--- START OF Data entries ---

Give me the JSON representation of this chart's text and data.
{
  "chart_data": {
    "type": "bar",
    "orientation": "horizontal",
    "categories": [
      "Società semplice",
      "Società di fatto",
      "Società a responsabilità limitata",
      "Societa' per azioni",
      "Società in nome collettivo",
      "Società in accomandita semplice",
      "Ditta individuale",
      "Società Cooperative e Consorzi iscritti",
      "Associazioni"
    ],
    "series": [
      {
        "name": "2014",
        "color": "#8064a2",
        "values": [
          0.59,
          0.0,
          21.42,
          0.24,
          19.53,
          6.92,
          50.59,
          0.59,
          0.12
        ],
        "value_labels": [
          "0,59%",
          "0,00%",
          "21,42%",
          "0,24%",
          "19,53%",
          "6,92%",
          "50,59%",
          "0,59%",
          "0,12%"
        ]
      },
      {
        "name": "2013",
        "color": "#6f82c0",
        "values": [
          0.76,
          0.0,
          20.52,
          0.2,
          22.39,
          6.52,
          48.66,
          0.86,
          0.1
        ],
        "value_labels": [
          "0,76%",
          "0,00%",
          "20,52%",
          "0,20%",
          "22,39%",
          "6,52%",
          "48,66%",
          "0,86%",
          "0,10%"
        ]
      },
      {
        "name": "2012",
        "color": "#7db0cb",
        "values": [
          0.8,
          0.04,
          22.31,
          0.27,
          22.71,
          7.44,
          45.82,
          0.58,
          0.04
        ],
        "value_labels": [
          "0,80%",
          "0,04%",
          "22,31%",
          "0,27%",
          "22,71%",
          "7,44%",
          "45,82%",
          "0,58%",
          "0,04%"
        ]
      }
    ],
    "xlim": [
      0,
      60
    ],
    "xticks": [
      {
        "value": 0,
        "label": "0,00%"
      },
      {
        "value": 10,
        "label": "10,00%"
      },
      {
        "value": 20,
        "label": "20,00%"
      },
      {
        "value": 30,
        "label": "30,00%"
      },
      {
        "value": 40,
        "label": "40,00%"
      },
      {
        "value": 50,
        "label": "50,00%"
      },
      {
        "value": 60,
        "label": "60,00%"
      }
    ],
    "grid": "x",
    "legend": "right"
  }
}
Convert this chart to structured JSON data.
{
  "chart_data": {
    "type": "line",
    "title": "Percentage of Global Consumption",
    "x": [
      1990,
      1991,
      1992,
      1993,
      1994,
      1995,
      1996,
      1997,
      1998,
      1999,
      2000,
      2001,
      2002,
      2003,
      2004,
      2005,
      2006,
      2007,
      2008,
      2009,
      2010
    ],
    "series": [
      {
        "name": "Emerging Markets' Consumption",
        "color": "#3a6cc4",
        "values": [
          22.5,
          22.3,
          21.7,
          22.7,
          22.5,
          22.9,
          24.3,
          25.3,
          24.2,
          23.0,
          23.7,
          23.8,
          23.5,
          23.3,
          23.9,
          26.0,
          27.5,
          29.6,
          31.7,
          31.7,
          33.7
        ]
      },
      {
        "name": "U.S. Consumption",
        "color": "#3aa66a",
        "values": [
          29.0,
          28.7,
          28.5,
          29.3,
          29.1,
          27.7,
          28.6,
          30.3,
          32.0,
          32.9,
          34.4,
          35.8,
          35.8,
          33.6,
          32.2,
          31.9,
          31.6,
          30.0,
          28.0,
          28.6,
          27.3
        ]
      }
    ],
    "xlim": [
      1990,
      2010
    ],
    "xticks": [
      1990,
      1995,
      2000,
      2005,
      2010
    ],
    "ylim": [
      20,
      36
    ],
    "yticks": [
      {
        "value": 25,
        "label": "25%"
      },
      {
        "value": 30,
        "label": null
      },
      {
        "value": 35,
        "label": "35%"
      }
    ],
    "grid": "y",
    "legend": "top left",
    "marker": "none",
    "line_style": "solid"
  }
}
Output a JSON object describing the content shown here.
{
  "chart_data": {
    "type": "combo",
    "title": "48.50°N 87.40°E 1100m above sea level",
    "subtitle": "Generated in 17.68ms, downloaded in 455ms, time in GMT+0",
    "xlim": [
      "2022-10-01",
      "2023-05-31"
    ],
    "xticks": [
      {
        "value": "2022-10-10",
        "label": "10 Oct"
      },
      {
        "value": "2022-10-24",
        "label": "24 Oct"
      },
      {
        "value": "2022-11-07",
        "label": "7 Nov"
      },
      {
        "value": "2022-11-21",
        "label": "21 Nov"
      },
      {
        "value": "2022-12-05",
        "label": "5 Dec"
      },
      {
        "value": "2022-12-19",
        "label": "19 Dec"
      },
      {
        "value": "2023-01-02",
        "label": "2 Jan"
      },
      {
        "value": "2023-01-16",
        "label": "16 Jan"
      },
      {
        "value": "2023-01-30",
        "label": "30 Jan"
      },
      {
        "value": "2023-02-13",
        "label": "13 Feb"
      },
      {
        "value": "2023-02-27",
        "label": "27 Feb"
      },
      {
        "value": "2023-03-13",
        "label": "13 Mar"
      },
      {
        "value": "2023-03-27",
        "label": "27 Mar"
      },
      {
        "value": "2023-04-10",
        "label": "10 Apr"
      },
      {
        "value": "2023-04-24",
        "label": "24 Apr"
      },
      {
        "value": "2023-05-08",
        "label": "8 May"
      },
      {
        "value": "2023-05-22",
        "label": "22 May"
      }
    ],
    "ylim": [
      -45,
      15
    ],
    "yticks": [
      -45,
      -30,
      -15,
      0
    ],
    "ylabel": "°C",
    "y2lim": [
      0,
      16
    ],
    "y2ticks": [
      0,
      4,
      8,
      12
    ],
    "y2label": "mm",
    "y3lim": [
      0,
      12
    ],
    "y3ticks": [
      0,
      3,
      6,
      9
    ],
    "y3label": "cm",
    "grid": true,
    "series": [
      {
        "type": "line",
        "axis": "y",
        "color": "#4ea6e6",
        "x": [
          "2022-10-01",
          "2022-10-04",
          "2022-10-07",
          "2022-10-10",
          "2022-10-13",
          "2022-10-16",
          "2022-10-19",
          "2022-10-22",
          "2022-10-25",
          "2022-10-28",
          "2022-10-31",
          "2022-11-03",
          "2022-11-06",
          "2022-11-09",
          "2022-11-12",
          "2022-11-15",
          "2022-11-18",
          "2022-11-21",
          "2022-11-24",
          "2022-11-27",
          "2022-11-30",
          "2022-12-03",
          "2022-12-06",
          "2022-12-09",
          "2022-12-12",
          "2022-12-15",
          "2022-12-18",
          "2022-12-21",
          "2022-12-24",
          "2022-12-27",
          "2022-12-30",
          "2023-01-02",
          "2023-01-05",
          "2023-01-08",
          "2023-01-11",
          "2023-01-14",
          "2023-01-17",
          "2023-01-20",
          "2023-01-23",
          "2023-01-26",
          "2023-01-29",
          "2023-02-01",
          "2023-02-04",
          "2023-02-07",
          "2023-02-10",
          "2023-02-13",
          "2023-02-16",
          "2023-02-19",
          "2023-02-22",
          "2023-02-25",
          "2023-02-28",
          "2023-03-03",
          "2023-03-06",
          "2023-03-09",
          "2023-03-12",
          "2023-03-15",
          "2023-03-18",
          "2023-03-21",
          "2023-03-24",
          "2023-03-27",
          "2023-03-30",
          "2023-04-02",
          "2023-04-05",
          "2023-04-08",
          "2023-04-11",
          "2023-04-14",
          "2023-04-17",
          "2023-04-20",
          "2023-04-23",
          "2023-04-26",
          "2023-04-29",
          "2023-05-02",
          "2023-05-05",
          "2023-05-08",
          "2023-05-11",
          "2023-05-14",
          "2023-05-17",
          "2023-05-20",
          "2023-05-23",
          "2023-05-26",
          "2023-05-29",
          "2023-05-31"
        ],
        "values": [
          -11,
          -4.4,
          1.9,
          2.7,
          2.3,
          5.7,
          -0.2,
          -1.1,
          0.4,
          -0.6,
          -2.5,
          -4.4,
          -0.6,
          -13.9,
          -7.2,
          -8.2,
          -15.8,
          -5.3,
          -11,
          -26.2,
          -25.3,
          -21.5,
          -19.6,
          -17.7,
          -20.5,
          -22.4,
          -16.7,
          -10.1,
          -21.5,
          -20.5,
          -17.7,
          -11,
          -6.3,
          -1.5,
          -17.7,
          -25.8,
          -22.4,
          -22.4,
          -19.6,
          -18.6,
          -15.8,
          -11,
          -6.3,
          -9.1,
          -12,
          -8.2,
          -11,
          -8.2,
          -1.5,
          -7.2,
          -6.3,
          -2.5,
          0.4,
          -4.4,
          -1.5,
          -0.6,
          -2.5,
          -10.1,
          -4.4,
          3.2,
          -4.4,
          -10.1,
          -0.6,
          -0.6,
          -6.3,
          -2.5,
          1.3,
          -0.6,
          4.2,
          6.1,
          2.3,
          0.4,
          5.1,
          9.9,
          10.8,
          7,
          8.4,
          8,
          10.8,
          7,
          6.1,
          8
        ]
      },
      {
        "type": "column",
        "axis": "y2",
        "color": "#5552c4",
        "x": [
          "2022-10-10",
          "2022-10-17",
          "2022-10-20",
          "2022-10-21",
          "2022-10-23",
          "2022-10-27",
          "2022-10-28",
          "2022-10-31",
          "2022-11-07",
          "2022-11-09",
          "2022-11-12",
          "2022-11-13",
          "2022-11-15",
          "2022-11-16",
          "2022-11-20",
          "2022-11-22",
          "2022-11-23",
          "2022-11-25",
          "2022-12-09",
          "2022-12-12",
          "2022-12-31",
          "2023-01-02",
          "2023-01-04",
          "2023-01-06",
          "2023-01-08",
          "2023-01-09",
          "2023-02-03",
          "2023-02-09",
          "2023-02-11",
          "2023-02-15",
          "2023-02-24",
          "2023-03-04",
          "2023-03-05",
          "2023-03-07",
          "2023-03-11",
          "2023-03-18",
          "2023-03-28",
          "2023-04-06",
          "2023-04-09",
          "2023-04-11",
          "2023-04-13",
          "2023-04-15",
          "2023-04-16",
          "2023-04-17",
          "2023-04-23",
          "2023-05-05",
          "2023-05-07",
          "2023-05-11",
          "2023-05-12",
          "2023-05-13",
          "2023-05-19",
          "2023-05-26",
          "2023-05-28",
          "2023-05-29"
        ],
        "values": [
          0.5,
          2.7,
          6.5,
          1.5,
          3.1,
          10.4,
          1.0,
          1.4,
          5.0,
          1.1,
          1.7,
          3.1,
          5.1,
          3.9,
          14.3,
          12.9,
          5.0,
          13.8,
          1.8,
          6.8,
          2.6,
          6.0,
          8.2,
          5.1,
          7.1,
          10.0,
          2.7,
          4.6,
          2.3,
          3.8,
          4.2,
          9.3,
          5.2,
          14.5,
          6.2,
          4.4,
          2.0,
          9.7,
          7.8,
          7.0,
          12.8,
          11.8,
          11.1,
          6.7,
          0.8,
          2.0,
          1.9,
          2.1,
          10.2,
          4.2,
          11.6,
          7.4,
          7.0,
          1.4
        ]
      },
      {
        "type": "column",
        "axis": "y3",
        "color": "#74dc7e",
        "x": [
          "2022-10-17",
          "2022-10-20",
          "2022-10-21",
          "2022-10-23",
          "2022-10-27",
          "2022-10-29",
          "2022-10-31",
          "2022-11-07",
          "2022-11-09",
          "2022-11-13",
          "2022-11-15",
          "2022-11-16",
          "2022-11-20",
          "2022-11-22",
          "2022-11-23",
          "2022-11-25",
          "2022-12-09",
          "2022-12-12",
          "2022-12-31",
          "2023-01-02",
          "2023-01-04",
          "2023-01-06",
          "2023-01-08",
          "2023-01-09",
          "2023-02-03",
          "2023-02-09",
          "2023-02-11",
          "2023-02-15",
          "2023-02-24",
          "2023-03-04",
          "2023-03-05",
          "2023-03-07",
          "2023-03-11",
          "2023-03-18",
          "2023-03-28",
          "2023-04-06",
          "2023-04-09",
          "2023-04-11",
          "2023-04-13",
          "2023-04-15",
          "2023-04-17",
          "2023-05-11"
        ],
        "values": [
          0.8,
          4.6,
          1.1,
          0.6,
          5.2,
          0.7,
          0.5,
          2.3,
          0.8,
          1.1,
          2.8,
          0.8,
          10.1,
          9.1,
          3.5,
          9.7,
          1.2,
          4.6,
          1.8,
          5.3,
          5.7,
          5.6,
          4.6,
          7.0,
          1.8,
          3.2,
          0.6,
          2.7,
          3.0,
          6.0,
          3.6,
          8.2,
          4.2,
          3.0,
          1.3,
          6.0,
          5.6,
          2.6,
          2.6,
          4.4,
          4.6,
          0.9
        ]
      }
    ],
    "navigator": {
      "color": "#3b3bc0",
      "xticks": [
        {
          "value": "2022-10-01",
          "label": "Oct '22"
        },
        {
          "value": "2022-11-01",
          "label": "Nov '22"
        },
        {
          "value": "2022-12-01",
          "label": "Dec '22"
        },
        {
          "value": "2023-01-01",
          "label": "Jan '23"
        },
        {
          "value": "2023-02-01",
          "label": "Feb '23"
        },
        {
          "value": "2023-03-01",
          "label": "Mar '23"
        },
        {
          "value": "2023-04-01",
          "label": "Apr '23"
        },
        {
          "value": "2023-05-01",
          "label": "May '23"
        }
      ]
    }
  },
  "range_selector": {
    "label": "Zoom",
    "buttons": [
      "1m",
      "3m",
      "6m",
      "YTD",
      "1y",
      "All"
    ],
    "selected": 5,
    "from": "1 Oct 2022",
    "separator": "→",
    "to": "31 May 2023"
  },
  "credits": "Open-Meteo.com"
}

--- END OF Data entries ---

All lines of the data above that include the word "semplice" must be shown.

      "Società semplice",
      "Società in accomandita semplice",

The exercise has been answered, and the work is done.